_PROVIDED DATA_
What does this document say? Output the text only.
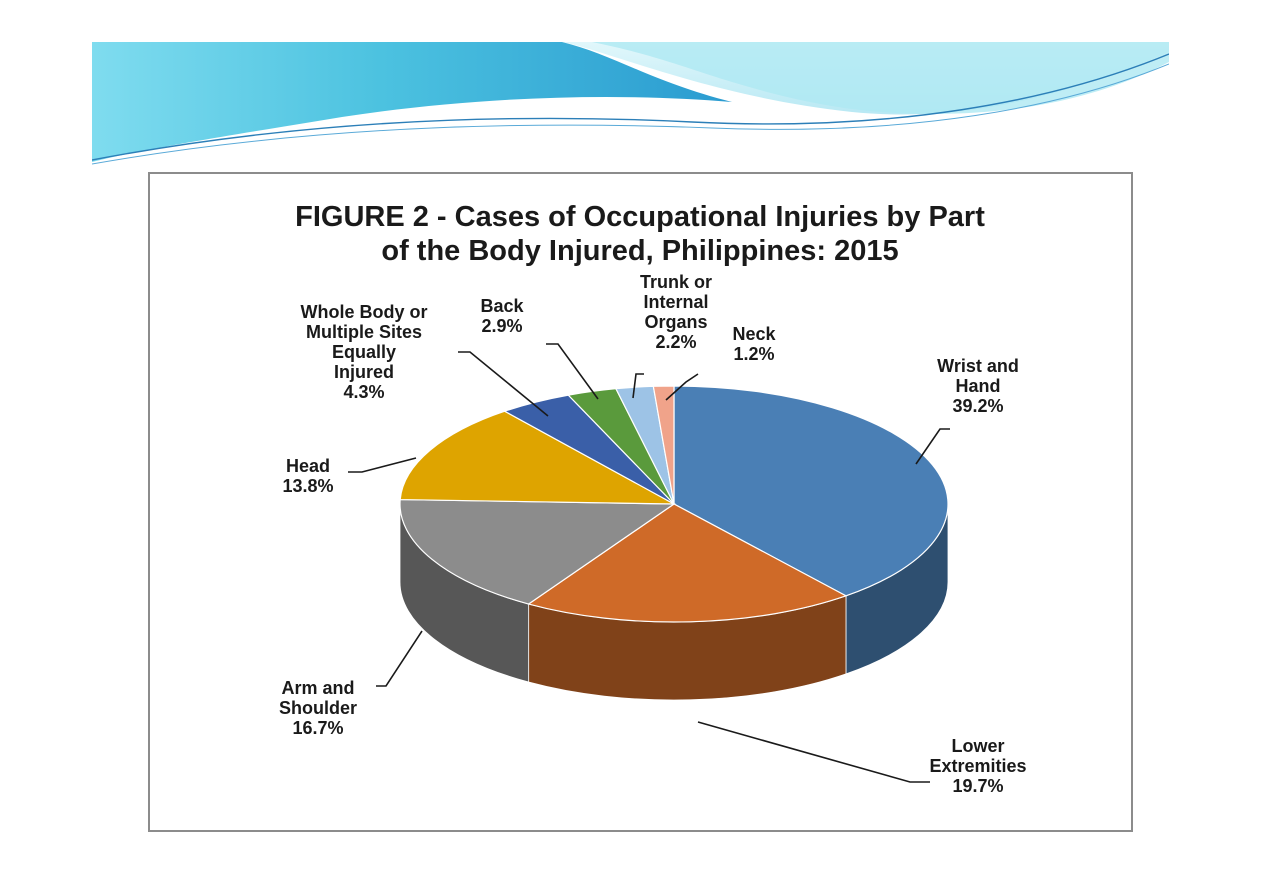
FIGURE 2 - Cases of Occupational Injuries by Part
of the Body Injured, Philippines: 2015
Wrist and
Hand
39.2%
Lower
Extremities
19.7%
Arm and
Shoulder
16.7%
Head
13.8%
Whole Body or
Multiple Sites
Equally
Injured
4.3%
Back
2.9%
Trunk or
Internal
Organs
2.2% Neck
1.2%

_SHORT EXERCISE_
Pick out each line in the material containing "Injured".

_RESPONSE TO THE TASK_
of the Body Injured, Philippines: 2015
Injured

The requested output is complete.